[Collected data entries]
↓

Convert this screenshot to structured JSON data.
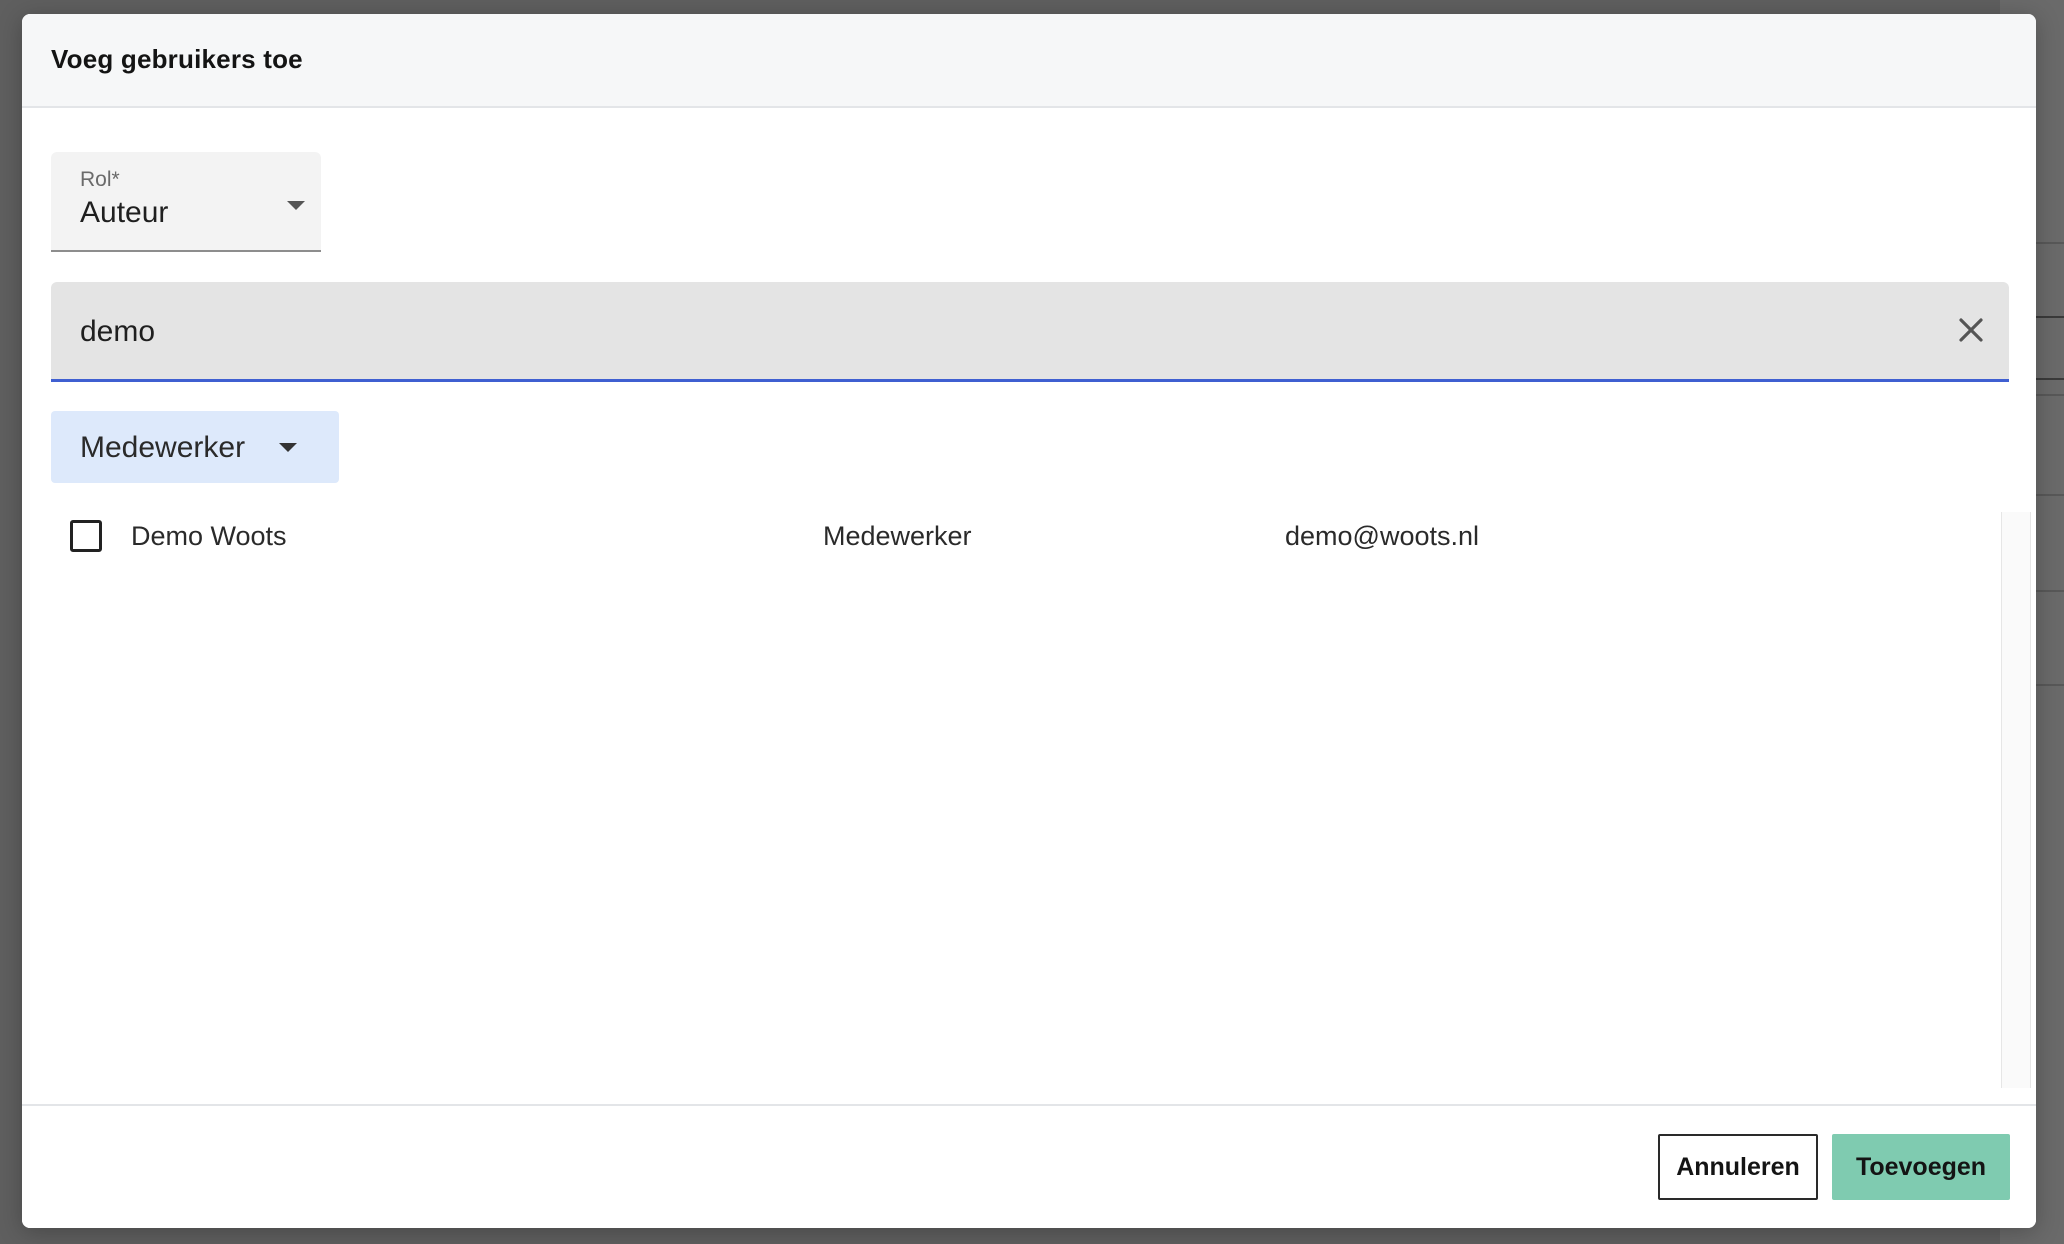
{
  "modal": {
    "title": "Voeg gebruikers toe"
  },
  "role_select": {
    "label": "Rol*",
    "value": "Auteur"
  },
  "search": {
    "value": "demo"
  },
  "type_filter": {
    "label": "Medewerker"
  },
  "results": [
    {
      "name": "Demo Woots",
      "type": "Medewerker",
      "email": "demo@woots.nl",
      "checked": false
    }
  ],
  "footer": {
    "cancel_label": "Annuleren",
    "add_label": "Toevoegen"
  },
  "colors": {
    "accent_underline": "#3f5fd1",
    "primary_button": "#7fcbb0",
    "chip_background": "#dde9fb"
  },
  "icons": {
    "clear": "close-icon",
    "role_caret": "chevron-down-icon",
    "filter_caret": "chevron-down-icon"
  }
}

↑

◆ What you have to do
Strip the images and reproduce the remaining records precisely.

◆ Answer for this exercise
Convert this screenshot to structured JSON data.
{
  "modal": {
    "title": "Voeg gebruikers toe"
  },
  "role_select": {
    "label": "Rol*",
    "value": "Auteur"
  },
  "search": {
    "value": "demo"
  },
  "type_filter": {
    "label": "Medewerker"
  },
  "results": [
    {
      "name": "Demo Woots",
      "type": "Medewerker",
      "email": "demo@woots.nl",
      "checked": false
    }
  ],
  "footer": {
    "cancel_label": "Annuleren",
    "add_label": "Toevoegen"
  },
  "colors": {
    "accent_underline": "#3f5fd1",
    "primary_button": "#7fcbb0",
    "chip_background": "#dde9fb"
  },
  "icons": {
    "clear": "close-icon",
    "role_caret": "chevron-down-icon",
    "filter_caret": "chevron-down-icon"
  }
}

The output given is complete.